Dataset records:
····················
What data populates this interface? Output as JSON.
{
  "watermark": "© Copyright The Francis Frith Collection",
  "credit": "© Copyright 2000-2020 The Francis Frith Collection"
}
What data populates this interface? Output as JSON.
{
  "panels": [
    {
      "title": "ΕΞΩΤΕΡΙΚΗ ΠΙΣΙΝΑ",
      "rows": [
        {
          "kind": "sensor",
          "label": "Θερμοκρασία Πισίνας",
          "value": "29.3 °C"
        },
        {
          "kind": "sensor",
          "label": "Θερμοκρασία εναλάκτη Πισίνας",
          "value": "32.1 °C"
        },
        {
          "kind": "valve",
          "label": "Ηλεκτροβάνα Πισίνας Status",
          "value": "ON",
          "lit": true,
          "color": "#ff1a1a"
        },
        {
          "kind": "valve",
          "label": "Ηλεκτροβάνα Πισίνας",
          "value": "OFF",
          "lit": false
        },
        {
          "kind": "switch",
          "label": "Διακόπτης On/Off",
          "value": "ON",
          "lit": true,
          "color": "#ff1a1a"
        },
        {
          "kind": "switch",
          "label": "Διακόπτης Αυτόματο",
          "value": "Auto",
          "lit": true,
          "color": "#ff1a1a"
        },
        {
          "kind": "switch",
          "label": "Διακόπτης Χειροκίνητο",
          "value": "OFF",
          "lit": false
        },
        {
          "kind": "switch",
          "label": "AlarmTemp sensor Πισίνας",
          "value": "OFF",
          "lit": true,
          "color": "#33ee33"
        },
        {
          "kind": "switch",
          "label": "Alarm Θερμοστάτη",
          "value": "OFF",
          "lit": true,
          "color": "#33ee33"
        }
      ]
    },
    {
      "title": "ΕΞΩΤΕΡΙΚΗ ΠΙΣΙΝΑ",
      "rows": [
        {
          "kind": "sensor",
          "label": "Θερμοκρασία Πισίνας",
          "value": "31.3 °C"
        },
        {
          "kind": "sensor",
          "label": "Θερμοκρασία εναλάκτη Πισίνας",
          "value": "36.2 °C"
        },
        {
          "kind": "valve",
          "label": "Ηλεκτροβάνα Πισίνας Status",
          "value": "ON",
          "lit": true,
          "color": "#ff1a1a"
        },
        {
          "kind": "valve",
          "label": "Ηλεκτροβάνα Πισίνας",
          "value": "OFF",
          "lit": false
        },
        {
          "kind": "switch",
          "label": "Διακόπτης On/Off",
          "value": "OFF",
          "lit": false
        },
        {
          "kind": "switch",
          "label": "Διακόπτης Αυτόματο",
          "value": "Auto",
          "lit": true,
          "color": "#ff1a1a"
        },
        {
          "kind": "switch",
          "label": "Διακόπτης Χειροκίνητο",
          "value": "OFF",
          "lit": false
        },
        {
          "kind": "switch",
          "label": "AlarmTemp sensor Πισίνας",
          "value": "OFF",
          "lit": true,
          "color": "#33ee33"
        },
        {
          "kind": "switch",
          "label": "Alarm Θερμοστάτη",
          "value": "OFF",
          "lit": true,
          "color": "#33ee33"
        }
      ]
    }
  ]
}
····················
Reproduce the listing in full. Keep it exactly as written.

ANSWER TO THE TASK:
What data populates this interface? Output as JSON.
{
  "watermark": "© Copyright The Francis Frith Collection",
  "credit": "© Copyright 2000-2020 The Francis Frith Collection"
}
What data populates this interface? Output as JSON.
{
  "panels": [
    {
      "title": "ΕΞΩΤΕΡΙΚΗ ΠΙΣΙΝΑ",
      "rows": [
        {
          "kind": "sensor",
          "label": "Θερμοκρασία Πισίνας",
          "value": "29.3 °C"
        },
        {
          "kind": "sensor",
          "label": "Θερμοκρασία εναλάκτη Πισίνας",
          "value": "32.1 °C"
        },
        {
          "kind": "valve",
          "label": "Ηλεκτροβάνα Πισίνας Status",
          "value": "ON",
          "lit": true,
          "color": "#ff1a1a"
        },
        {
          "kind": "valve",
          "label": "Ηλεκτροβάνα Πισίνας",
          "value": "OFF",
          "lit": false
        },
        {
          "kind": "switch",
          "label": "Διακόπτης On/Off",
          "value": "ON",
          "lit": true,
          "color": "#ff1a1a"
        },
        {
          "kind": "switch",
          "label": "Διακόπτης Αυτόματο",
          "value": "Auto",
          "lit": true,
          "color": "#ff1a1a"
        },
        {
          "kind": "switch",
          "label": "Διακόπτης Χειροκίνητο",
          "value": "OFF",
          "lit": false
        },
        {
          "kind": "switch",
          "label": "AlarmTemp sensor Πισίνας",
          "value": "OFF",
          "lit": true,
          "color": "#33ee33"
        },
        {
          "kind": "switch",
          "label": "Alarm Θερμοστάτη",
          "value": "OFF",
          "lit": true,
          "color": "#33ee33"
        }
      ]
    },
    {
      "title": "ΕΞΩΤΕΡΙΚΗ ΠΙΣΙΝΑ",
      "rows": [
        {
          "kind": "sensor",
          "label": "Θερμοκρασία Πισίνας",
          "value": "31.3 °C"
        },
        {
          "kind": "sensor",
          "label": "Θερμοκρασία εναλάκτη Πισίνας",
          "value": "36.2 °C"
        },
        {
          "kind": "valve",
          "label": "Ηλεκτροβάνα Πισίνας Status",
          "value": "ON",
          "lit": true,
          "color": "#ff1a1a"
        },
        {
          "kind": "valve",
          "label": "Ηλεκτροβάνα Πισίνας",
          "value": "OFF",
          "lit": false
        },
        {
          "kind": "switch",
          "label": "Διακόπτης On/Off",
          "value": "OFF",
          "lit": false
        },
        {
          "kind": "switch",
          "label": "Διακόπτης Αυτόματο",
          "value": "Auto",
          "lit": true,
          "color": "#ff1a1a"
        },
        {
          "kind": "switch",
          "label": "Διακόπτης Χειροκίνητο",
          "value": "OFF",
          "lit": false
        },
        {
          "kind": "switch",
          "label": "AlarmTemp sensor Πισίνας",
          "value": "OFF",
          "lit": true,
          "color": "#33ee33"
        },
        {
          "kind": "switch",
          "label": "Alarm Θερμοστάτη",
          "value": "OFF",
          "lit": true,
          "color": "#33ee33"
        }
      ]
    }
  ]
}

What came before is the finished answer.